___ Data extract ___

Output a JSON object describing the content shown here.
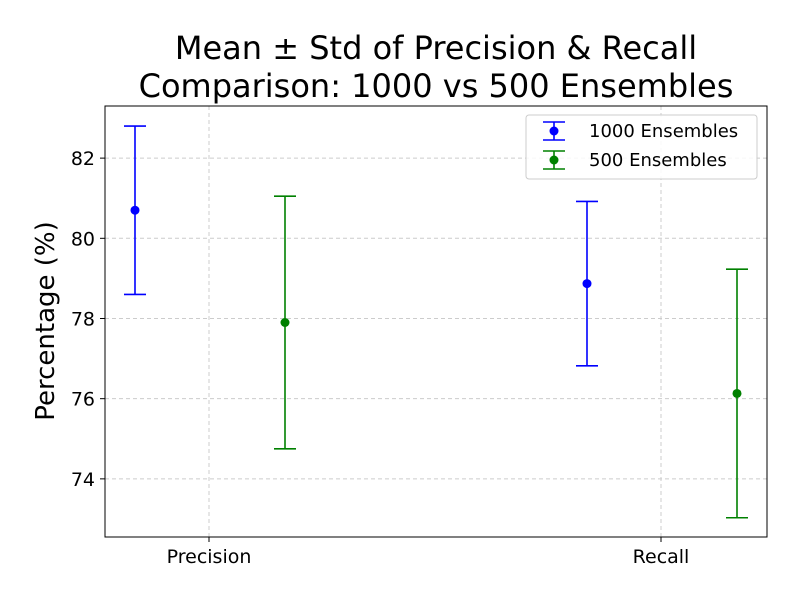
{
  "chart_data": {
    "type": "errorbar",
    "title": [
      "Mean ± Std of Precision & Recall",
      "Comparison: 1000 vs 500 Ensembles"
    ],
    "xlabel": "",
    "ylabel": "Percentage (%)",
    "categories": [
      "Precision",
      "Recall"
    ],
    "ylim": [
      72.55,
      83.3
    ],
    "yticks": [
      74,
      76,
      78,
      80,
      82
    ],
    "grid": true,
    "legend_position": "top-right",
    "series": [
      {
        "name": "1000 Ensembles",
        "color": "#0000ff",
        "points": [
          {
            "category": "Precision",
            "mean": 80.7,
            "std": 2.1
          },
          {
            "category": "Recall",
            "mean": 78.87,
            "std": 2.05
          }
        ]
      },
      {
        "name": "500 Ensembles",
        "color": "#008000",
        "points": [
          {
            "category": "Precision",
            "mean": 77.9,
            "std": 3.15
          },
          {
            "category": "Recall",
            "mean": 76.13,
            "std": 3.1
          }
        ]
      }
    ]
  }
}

___

◆ The request: Transcribe the preceding listing in its entirety and with exact wording, leaving out pictures.

◆ Response for this exercise:
Output a JSON object describing the content shown here.
{
  "chart_data": {
    "type": "errorbar",
    "title": [
      "Mean ± Std of Precision & Recall",
      "Comparison: 1000 vs 500 Ensembles"
    ],
    "xlabel": "",
    "ylabel": "Percentage (%)",
    "categories": [
      "Precision",
      "Recall"
    ],
    "ylim": [
      72.55,
      83.3
    ],
    "yticks": [
      74,
      76,
      78,
      80,
      82
    ],
    "grid": true,
    "legend_position": "top-right",
    "series": [
      {
        "name": "1000 Ensembles",
        "color": "#0000ff",
        "points": [
          {
            "category": "Precision",
            "mean": 80.7,
            "std": 2.1
          },
          {
            "category": "Recall",
            "mean": 78.87,
            "std": 2.05
          }
        ]
      },
      {
        "name": "500 Ensembles",
        "color": "#008000",
        "points": [
          {
            "category": "Precision",
            "mean": 77.9,
            "std": 3.15
          },
          {
            "category": "Recall",
            "mean": 76.13,
            "std": 3.1
          }
        ]
      }
    ]
  }
}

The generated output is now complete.